(Dataset items)
○ ○ ○ ○

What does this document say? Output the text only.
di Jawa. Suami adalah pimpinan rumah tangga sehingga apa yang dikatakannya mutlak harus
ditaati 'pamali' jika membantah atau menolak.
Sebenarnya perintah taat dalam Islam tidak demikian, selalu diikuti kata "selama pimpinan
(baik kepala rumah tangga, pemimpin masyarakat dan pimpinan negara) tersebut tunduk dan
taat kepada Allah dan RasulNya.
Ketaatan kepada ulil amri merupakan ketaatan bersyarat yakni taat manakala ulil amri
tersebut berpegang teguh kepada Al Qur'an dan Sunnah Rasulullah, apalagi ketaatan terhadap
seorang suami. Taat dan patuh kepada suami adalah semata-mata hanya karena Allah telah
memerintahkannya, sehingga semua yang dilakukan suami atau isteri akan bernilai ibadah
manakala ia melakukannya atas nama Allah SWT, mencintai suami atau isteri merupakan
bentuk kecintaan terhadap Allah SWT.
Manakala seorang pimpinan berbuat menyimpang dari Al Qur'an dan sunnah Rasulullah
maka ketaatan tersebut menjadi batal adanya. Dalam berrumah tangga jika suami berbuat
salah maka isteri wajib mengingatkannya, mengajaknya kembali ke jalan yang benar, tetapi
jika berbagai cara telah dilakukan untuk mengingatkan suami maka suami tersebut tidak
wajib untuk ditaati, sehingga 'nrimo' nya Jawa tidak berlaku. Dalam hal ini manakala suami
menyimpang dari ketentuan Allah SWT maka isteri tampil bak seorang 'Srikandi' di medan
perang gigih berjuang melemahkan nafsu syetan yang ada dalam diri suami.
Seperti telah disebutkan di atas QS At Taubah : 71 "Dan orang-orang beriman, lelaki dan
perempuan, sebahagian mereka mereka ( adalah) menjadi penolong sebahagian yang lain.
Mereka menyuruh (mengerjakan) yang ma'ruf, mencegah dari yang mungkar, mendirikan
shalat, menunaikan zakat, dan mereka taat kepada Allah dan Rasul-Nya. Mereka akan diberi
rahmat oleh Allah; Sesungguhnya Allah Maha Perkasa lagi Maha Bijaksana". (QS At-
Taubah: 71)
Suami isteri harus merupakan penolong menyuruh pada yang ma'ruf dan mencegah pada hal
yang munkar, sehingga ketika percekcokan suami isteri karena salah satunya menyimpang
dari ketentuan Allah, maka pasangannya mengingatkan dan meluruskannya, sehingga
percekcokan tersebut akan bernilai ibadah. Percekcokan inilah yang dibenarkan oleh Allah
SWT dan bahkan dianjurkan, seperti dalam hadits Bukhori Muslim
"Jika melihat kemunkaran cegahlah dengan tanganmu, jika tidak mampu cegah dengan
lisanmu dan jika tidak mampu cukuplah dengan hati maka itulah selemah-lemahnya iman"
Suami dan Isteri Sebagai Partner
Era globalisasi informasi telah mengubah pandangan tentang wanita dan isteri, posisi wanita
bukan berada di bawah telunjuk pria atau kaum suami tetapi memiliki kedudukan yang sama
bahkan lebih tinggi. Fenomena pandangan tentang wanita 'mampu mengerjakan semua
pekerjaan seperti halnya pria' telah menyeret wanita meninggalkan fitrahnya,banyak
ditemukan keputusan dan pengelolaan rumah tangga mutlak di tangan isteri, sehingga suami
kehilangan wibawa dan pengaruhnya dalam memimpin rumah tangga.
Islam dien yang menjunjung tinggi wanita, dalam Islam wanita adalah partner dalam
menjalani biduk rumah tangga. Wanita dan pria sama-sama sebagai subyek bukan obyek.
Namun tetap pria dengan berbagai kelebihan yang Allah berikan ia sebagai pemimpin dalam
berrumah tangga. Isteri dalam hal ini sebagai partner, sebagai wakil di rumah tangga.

○ ○ ○ ○

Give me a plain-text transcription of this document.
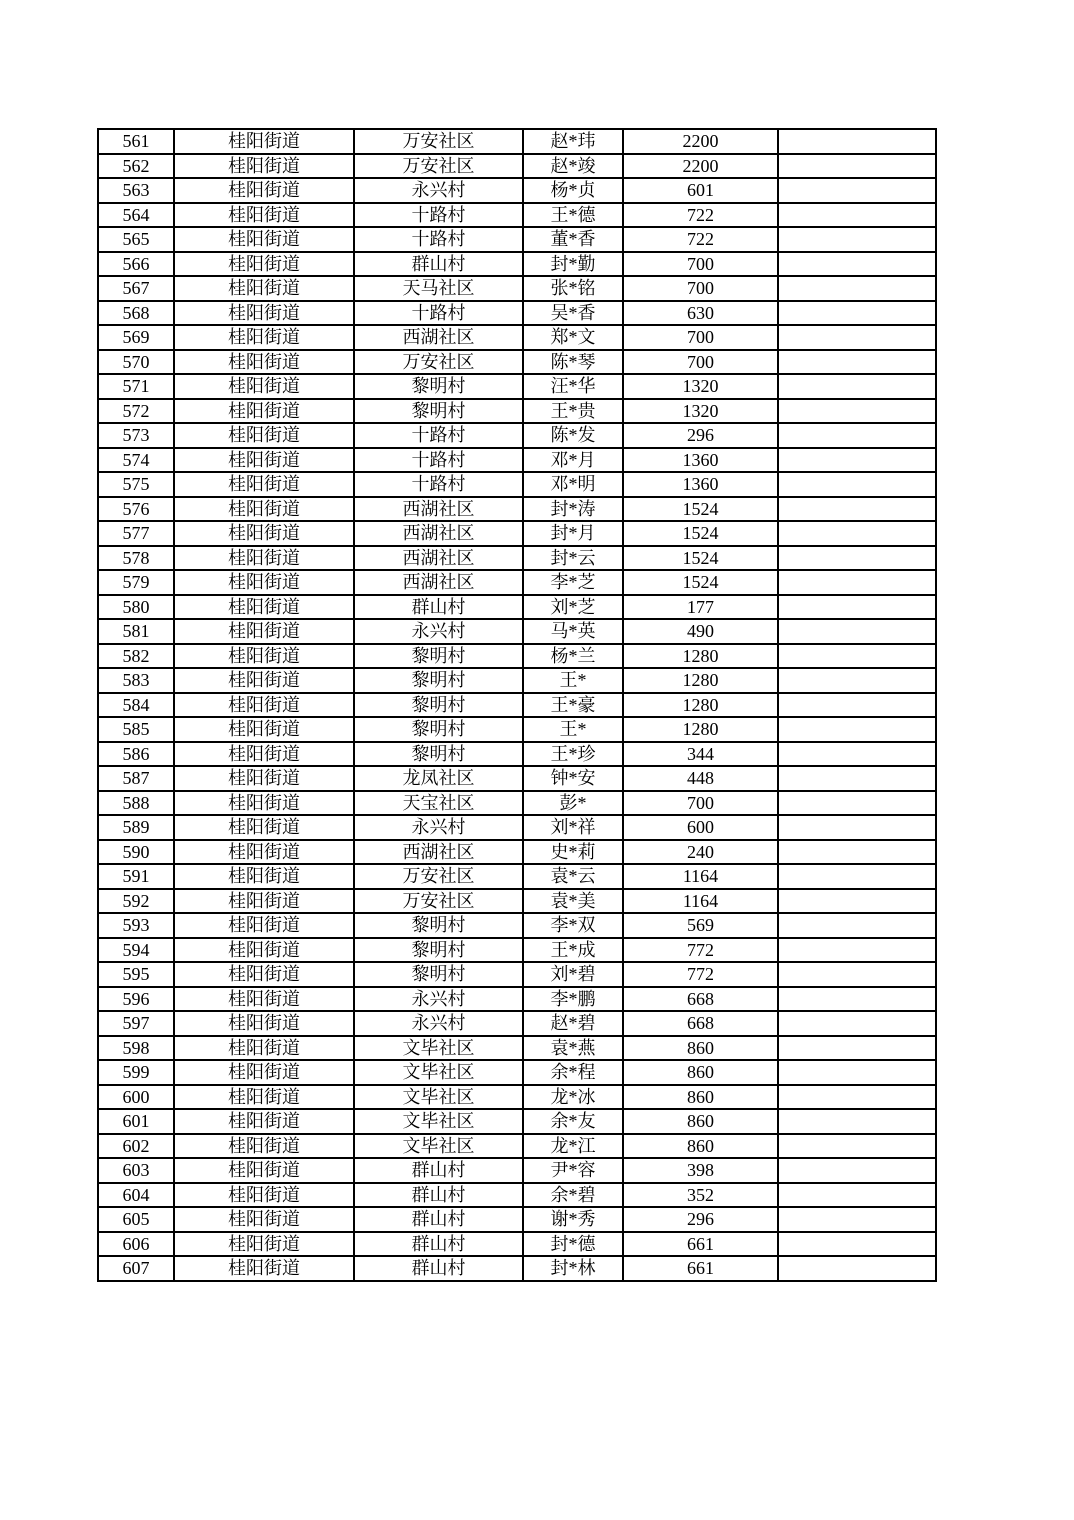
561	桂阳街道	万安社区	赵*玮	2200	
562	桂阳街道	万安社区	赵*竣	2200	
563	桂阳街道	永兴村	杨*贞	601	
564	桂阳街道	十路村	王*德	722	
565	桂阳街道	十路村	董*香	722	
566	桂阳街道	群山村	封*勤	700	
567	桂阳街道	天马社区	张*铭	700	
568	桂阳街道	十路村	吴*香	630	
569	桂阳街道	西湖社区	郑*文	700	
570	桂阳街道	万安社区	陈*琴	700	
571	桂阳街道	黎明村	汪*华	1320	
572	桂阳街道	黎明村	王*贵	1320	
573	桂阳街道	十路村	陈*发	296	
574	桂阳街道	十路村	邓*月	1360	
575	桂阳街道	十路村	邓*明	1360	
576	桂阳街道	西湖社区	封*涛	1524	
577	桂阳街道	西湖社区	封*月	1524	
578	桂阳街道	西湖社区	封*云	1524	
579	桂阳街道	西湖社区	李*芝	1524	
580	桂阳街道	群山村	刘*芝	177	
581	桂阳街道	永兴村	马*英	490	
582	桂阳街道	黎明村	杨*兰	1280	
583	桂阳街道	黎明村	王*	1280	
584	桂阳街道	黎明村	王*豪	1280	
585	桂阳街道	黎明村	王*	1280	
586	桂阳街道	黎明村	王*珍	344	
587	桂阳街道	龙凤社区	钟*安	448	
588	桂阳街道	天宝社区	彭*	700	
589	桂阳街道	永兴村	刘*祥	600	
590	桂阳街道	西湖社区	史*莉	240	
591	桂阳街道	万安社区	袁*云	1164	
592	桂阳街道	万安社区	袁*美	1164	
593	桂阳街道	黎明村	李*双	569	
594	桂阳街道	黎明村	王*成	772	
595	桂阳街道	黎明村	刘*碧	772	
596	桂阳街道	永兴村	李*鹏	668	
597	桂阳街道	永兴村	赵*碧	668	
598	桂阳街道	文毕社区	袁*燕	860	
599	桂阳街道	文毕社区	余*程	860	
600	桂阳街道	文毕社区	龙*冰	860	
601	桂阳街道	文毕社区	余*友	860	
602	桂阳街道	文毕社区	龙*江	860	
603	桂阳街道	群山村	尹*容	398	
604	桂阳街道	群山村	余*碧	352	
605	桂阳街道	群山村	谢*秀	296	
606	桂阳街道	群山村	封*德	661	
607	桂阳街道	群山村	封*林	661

○ ○ ○ ○

Provide only the count of lines in the data above that include the string "Jawa".

2